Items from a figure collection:
++++++++++++++++++++

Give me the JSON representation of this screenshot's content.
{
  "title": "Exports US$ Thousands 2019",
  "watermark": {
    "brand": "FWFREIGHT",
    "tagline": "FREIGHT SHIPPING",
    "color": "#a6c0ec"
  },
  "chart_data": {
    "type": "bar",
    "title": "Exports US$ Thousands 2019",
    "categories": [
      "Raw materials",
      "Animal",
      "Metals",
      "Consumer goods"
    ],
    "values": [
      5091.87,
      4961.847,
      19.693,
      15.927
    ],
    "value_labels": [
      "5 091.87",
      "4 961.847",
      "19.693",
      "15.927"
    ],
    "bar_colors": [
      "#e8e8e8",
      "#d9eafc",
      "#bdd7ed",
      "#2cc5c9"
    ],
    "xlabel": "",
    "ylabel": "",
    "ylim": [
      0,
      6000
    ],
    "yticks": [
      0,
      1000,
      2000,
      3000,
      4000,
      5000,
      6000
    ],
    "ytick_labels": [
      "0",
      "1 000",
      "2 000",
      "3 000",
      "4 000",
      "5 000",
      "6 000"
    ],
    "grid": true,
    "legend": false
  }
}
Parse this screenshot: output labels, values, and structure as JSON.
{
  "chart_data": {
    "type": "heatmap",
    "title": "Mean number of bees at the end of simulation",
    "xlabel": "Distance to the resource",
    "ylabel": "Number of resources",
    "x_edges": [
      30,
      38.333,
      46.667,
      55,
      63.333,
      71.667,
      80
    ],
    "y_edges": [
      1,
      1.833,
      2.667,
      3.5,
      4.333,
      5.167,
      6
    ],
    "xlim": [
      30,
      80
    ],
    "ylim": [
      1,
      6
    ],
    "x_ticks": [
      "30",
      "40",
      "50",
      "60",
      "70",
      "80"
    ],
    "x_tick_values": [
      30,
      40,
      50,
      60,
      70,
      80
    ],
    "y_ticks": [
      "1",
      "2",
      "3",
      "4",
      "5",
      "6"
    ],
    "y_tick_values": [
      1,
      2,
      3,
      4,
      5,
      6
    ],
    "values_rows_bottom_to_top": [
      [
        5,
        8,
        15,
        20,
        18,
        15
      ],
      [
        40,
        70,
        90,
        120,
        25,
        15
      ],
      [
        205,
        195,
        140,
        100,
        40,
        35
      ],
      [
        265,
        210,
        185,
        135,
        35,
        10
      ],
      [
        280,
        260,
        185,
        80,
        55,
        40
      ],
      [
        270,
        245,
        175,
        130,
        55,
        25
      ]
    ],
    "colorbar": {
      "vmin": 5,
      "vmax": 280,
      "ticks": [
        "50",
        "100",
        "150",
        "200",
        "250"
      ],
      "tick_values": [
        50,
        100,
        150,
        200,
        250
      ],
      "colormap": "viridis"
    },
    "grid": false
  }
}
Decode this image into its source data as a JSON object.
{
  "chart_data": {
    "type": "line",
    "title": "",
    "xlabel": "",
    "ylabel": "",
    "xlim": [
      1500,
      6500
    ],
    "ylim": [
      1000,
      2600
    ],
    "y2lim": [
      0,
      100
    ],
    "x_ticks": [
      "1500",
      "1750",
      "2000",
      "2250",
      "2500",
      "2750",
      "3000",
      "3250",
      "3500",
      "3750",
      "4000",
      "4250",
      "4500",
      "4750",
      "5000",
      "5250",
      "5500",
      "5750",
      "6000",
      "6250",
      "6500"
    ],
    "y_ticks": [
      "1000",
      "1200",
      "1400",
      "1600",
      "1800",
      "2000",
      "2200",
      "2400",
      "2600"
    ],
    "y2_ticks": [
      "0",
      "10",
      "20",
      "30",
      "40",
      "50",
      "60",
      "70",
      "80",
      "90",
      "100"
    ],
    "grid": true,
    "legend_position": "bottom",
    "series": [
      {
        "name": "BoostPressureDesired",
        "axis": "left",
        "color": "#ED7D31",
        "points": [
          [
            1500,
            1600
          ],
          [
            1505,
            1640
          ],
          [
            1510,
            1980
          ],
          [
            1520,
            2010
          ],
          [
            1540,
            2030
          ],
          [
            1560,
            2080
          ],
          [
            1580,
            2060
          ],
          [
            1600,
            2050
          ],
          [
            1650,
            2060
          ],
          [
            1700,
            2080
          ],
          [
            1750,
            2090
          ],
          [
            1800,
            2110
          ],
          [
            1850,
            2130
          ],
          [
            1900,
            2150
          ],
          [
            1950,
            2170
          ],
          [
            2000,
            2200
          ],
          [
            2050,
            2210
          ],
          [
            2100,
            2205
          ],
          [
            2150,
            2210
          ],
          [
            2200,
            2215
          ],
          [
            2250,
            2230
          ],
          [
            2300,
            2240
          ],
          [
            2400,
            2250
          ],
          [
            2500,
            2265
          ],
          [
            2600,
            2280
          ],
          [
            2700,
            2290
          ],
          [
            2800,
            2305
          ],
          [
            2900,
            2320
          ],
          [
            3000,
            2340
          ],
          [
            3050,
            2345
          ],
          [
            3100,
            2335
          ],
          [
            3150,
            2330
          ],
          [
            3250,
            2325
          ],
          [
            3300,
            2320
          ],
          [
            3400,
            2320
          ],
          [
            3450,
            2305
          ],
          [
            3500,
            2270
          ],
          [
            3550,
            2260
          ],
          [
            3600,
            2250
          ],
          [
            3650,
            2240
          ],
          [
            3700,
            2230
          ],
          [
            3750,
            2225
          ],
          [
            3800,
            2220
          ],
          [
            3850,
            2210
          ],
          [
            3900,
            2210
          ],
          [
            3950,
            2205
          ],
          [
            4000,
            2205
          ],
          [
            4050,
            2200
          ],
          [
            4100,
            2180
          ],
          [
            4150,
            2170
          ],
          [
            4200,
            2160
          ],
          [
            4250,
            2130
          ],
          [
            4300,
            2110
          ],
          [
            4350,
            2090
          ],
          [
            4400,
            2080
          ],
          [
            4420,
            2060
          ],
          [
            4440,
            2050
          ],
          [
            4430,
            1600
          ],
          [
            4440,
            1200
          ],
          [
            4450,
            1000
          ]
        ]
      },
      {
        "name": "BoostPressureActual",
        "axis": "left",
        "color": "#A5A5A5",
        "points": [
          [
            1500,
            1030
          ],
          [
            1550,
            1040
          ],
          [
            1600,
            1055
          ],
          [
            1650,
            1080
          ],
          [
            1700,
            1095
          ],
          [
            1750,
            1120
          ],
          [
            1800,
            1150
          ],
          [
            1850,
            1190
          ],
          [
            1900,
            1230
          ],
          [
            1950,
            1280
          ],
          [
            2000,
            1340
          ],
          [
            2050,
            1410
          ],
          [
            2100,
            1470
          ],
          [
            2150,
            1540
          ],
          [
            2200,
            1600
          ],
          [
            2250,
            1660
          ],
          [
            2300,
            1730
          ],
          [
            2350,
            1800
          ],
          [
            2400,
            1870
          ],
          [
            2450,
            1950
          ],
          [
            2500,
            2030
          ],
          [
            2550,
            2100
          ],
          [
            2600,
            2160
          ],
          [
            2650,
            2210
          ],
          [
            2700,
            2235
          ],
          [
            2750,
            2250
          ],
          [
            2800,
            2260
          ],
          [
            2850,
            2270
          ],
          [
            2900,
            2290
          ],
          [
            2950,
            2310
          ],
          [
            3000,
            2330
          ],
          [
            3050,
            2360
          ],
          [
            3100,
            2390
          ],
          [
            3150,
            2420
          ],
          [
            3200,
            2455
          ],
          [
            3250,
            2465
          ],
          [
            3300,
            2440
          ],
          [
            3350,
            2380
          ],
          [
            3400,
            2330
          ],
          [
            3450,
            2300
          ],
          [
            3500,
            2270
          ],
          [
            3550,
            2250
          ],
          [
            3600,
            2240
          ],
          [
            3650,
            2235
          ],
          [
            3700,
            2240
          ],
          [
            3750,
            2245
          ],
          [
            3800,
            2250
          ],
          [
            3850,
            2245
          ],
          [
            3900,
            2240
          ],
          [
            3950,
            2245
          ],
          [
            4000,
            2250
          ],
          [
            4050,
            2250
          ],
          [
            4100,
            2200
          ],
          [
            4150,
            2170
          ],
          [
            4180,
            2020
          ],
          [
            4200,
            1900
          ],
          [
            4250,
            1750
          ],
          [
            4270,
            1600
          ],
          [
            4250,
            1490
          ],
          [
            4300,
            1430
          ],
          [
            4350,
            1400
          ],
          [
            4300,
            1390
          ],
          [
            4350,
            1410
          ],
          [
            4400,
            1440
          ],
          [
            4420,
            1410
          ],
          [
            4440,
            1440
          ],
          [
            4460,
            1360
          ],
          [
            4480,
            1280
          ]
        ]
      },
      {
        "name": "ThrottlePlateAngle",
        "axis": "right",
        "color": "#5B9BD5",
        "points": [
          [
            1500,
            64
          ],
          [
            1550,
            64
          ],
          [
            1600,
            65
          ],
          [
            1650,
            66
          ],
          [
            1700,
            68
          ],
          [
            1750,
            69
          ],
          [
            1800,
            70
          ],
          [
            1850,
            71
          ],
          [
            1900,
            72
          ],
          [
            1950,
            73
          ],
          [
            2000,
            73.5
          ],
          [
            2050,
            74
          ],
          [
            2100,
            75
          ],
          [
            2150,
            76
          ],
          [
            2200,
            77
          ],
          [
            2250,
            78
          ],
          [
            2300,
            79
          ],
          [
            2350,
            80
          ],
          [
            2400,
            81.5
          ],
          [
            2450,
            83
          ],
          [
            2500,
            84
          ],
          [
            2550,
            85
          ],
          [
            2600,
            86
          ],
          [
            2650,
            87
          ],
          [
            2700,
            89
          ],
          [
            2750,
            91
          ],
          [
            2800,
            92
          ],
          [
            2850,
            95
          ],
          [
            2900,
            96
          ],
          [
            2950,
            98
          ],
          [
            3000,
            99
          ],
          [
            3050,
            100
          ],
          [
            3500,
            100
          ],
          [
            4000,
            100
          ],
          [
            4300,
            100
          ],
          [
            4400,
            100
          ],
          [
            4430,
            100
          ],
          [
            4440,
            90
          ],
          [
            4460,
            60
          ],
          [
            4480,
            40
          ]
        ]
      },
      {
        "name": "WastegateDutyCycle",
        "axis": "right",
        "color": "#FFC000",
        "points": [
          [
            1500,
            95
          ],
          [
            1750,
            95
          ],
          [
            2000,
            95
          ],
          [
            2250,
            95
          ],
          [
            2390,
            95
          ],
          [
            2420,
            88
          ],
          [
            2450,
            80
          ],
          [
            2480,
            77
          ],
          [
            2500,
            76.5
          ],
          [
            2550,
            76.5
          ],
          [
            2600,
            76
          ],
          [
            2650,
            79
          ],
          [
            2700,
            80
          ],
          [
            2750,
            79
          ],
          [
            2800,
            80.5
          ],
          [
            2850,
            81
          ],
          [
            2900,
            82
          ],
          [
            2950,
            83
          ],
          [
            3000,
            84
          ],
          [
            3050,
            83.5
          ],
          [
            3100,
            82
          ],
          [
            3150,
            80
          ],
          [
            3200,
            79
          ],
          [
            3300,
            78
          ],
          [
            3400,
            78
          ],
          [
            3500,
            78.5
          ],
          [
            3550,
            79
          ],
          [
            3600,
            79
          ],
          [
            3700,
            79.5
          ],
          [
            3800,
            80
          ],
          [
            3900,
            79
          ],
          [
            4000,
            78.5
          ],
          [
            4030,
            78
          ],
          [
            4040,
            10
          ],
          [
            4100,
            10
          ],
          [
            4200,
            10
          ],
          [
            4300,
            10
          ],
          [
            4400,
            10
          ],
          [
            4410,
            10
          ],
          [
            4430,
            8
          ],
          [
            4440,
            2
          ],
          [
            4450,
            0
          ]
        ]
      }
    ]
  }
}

++++++++++++++++++++

▶ _Exercise goal_: From the entries above, copy every line where the word "JSON" shows up.

▶ _Worked answer_:
Give me the JSON representation of this screenshot's content.
Parse this screenshot: output labels, values, and structure as JSON.
Decode this image into its source data as a JSON object.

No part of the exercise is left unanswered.